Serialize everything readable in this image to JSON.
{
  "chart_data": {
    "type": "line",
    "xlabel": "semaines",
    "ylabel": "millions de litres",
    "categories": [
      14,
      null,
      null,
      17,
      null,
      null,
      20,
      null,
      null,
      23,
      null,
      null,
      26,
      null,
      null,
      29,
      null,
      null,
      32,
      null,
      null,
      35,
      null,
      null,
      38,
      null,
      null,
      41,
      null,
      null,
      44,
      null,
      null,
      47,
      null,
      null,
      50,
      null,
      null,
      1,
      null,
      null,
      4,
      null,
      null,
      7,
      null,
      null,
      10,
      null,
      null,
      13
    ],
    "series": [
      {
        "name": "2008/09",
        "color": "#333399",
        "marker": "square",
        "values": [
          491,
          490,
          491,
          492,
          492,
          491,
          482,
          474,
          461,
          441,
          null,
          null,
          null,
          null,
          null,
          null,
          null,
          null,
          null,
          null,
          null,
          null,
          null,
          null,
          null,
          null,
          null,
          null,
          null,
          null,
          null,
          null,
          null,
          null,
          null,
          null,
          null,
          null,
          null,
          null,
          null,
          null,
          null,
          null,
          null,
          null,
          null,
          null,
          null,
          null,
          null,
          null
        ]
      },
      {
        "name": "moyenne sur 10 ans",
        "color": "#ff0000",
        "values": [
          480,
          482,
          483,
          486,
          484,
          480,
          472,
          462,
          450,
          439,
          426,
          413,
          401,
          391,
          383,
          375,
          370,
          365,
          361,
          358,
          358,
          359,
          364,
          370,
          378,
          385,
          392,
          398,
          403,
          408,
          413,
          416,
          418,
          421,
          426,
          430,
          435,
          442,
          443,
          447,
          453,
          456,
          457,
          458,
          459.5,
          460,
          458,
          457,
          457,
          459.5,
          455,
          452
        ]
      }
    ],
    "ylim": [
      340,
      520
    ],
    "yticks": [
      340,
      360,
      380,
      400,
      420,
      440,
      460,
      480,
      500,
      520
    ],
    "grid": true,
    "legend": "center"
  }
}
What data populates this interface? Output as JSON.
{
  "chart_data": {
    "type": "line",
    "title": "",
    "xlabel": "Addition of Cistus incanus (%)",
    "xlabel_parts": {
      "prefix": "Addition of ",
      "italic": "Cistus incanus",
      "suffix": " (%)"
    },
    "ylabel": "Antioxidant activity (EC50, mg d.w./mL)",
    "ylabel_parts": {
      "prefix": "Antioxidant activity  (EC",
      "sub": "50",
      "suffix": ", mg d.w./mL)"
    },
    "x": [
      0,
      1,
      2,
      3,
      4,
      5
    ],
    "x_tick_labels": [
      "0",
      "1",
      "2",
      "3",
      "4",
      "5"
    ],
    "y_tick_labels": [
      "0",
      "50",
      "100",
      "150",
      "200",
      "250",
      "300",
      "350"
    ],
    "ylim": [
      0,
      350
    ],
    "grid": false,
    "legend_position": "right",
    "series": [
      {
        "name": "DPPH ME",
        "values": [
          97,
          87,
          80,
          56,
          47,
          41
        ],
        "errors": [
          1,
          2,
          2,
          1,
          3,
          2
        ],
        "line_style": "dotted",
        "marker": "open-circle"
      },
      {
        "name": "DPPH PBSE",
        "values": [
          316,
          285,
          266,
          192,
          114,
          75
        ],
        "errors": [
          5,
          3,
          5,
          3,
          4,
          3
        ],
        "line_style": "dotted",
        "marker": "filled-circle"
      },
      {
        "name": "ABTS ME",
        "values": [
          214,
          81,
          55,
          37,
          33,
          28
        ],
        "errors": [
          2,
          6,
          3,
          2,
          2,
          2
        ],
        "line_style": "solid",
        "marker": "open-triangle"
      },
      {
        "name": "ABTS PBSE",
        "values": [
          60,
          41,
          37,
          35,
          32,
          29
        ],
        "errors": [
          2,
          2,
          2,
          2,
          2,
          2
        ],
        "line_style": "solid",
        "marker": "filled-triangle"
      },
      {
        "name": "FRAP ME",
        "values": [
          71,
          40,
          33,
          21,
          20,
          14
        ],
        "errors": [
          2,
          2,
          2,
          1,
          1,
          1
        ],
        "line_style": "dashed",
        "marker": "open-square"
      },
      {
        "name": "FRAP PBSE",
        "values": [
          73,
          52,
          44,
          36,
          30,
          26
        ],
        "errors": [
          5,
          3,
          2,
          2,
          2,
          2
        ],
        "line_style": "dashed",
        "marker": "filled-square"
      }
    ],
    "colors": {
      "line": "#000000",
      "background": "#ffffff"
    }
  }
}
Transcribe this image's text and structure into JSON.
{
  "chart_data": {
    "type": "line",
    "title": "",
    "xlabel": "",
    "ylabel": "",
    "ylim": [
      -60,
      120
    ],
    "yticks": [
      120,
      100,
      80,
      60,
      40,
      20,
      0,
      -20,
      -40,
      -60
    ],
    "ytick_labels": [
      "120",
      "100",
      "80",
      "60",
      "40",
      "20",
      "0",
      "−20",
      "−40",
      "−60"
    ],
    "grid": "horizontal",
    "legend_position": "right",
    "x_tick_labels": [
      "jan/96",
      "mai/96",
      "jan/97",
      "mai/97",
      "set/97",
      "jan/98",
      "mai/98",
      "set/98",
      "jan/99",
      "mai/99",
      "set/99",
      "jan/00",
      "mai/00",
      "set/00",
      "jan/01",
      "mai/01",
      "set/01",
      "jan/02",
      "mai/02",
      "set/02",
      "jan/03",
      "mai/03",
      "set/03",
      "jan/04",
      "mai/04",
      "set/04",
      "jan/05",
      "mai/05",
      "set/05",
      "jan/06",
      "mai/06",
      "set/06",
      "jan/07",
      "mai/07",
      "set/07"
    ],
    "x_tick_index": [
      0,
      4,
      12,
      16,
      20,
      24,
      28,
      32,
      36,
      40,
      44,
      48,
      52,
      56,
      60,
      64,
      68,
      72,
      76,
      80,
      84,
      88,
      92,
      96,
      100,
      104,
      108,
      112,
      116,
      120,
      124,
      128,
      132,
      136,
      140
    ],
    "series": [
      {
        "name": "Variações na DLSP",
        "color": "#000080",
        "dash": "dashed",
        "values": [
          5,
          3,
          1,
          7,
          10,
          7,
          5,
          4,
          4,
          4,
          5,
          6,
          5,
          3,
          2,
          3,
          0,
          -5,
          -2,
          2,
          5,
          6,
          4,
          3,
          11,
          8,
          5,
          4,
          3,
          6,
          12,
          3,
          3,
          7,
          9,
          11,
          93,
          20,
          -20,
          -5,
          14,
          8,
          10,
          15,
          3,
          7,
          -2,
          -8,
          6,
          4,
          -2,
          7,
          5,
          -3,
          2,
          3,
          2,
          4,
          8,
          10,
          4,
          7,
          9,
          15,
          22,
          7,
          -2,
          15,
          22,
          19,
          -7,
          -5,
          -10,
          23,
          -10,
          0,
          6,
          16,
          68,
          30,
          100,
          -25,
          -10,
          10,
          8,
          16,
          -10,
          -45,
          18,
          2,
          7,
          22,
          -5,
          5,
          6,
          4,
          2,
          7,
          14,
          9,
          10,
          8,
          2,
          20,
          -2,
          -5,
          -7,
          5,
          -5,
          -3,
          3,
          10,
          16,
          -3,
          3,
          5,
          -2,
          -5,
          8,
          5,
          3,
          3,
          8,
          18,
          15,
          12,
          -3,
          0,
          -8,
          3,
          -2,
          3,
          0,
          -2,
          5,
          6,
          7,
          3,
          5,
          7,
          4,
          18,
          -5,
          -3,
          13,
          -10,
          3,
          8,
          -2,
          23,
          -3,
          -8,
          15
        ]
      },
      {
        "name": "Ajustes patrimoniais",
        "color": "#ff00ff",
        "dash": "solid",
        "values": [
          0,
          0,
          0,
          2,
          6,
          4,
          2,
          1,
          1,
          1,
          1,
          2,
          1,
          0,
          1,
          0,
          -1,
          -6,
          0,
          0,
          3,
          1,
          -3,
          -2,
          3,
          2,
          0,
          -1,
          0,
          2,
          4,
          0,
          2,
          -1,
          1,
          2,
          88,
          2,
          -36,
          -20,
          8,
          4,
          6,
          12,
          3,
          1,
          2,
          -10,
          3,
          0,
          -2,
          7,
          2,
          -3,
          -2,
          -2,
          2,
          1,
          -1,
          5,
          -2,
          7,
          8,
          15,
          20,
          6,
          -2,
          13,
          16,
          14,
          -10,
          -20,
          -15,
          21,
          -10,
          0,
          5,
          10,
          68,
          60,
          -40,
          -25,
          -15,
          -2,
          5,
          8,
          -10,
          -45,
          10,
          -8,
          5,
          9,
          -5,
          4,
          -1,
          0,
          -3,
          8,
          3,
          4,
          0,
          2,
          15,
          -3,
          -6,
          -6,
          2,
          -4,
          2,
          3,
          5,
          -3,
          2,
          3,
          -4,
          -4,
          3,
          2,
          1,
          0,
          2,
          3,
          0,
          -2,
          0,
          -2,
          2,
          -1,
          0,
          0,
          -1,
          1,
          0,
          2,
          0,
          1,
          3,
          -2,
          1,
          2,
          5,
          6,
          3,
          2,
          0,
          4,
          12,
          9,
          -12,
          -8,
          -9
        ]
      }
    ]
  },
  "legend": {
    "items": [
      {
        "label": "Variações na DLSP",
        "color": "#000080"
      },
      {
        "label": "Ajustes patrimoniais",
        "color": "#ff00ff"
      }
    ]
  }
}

^^^^^^^^^^^^^^^^

## Written problem
Using the listing above, pull out all lines that hold the word "open".

## Written answer
        "marker": "open-circle"
        "marker": "open-triangle"
        "marker": "open-square"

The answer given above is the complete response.